▶ Dataset rows
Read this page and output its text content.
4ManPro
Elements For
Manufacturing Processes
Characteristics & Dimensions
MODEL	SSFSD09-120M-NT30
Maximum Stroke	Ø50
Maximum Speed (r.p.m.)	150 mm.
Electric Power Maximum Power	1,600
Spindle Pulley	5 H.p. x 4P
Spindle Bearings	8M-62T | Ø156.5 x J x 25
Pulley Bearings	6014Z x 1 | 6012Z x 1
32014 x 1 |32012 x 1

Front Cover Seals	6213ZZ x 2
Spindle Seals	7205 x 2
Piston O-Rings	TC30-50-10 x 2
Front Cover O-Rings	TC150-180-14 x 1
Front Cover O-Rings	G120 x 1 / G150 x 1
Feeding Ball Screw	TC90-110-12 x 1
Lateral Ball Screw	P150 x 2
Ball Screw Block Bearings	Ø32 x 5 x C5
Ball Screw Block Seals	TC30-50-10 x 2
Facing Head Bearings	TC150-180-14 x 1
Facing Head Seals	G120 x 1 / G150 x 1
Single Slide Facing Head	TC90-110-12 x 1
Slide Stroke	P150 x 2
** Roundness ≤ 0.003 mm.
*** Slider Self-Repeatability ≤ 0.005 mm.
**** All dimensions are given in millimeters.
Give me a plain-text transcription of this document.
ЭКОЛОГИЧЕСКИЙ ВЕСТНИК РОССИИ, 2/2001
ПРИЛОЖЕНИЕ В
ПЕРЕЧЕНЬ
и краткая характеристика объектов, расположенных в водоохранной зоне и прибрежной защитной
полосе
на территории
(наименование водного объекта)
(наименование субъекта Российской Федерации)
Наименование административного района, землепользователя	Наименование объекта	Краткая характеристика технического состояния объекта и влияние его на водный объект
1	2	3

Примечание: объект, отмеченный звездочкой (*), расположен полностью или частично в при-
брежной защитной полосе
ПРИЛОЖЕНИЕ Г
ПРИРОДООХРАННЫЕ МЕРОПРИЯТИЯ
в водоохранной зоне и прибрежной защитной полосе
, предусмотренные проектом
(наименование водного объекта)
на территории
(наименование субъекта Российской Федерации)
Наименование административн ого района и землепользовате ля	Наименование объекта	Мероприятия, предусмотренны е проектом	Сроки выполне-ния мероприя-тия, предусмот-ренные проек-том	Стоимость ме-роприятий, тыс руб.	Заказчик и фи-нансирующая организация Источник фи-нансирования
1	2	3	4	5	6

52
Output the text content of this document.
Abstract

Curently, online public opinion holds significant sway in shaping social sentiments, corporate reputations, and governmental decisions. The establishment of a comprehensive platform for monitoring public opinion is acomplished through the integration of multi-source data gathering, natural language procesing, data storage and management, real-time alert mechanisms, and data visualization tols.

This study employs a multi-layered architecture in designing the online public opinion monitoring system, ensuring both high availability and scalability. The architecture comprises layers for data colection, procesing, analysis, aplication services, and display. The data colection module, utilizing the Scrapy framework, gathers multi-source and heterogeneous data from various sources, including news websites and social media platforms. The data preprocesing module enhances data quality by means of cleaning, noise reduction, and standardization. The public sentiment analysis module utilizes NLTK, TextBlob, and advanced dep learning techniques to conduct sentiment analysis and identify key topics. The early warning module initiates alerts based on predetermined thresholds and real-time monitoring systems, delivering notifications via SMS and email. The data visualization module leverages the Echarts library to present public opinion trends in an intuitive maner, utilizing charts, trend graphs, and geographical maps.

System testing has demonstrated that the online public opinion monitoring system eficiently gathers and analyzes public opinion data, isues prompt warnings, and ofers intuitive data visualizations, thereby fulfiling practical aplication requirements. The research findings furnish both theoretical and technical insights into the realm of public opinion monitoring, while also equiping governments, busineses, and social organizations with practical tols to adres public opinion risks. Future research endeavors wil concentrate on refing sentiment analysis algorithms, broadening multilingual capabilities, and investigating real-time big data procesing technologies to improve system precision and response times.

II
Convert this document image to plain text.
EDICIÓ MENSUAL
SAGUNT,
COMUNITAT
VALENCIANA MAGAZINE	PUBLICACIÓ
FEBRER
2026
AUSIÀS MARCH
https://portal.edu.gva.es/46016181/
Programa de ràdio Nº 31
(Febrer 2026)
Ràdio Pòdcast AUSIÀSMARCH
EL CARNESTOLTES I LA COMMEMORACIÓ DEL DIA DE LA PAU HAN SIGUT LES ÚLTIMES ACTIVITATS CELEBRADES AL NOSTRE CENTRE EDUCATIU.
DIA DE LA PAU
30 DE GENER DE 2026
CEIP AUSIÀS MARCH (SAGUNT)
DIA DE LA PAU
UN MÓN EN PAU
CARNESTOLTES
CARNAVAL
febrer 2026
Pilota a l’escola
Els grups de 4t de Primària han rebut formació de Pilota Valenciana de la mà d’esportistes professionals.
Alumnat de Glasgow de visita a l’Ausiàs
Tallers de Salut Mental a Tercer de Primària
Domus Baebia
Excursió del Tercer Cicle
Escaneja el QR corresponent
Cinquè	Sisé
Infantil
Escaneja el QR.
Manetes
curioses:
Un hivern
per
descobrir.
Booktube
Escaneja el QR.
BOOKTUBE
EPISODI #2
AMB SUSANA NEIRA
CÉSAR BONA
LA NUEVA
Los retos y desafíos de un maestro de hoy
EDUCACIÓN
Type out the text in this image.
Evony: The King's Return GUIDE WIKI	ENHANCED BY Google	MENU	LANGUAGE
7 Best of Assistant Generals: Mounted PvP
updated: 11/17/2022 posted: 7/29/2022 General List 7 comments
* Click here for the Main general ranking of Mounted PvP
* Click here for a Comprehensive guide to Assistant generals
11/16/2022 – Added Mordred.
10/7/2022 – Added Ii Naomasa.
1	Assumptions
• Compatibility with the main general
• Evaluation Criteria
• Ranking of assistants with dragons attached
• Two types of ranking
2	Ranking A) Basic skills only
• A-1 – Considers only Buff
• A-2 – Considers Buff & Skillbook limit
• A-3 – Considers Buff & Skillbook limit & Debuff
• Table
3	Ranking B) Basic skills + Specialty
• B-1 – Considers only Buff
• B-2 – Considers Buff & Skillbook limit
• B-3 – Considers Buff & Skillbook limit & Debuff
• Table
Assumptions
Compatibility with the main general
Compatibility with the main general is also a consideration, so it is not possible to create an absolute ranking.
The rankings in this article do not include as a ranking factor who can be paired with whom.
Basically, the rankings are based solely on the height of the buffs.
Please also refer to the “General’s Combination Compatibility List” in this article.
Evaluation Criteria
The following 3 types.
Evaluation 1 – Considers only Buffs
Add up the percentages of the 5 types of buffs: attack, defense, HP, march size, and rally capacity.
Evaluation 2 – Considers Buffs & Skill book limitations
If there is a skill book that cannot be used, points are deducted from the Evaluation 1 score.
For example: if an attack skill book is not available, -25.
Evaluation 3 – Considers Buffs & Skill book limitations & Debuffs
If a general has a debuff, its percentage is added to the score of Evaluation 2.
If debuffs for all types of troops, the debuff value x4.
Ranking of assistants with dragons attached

▶ Required task
Gather all the lines that include the word "полосе" and copy them out.

▶ Output below
полосе
брежной защитной полосе
в водоохранной зоне и прибрежной защитной полосе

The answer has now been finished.